(Records from a collection)

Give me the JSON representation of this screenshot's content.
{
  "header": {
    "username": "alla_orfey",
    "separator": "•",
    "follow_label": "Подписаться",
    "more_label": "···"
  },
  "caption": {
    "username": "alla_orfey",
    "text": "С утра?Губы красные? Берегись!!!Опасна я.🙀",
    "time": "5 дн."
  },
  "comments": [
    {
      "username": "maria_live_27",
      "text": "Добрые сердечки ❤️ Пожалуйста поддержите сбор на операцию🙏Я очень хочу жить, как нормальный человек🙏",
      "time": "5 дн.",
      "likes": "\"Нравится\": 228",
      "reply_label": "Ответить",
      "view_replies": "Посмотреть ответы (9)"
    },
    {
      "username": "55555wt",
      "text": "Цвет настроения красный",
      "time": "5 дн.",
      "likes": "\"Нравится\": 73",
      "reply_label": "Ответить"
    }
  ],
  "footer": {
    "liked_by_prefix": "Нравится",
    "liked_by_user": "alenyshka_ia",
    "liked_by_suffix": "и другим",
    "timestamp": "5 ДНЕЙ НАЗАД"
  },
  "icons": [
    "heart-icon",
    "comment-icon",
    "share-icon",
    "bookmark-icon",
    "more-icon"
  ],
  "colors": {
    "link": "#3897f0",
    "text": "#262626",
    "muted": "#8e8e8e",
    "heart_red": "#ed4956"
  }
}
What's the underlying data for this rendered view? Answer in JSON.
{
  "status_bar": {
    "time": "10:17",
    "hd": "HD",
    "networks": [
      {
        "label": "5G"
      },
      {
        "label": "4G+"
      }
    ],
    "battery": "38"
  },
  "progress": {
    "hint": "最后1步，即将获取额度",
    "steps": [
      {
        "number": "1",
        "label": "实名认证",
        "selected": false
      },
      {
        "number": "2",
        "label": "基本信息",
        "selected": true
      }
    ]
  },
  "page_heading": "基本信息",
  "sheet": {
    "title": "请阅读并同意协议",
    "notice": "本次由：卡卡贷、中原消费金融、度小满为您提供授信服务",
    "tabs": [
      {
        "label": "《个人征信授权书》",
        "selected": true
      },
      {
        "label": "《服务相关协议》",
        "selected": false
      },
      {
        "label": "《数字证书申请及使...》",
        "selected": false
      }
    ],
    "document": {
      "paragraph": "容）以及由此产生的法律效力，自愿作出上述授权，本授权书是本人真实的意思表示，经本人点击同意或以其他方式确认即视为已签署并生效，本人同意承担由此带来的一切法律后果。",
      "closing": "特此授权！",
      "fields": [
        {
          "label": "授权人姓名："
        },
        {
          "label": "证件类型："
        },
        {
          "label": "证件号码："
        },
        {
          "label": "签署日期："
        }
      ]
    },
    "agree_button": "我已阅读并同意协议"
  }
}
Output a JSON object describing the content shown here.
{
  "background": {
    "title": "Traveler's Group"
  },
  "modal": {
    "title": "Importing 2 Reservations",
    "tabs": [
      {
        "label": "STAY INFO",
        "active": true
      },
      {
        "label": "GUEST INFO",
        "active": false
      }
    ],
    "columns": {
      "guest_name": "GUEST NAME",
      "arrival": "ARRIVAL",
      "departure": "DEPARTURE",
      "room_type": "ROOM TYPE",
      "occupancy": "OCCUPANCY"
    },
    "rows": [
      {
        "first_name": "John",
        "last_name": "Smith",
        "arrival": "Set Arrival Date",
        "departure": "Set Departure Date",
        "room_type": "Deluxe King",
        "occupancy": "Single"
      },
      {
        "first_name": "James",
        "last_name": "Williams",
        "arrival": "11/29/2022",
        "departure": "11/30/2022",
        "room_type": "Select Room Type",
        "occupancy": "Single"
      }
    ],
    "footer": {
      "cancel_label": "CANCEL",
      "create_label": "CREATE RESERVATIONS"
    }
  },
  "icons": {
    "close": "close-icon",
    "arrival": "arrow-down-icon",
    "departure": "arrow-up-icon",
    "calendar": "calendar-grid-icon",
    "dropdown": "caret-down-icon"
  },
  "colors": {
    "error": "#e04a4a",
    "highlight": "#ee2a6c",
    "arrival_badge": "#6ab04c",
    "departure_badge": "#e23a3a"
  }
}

_Task goal_. Gather each line of the listing containing the word "JSON" and show it.

_Result for this exercise_.
Give me the JSON representation of this screenshot's content.
What's the underlying data for this rendered view? Answer in JSON.
Output a JSON object describing the content shown here.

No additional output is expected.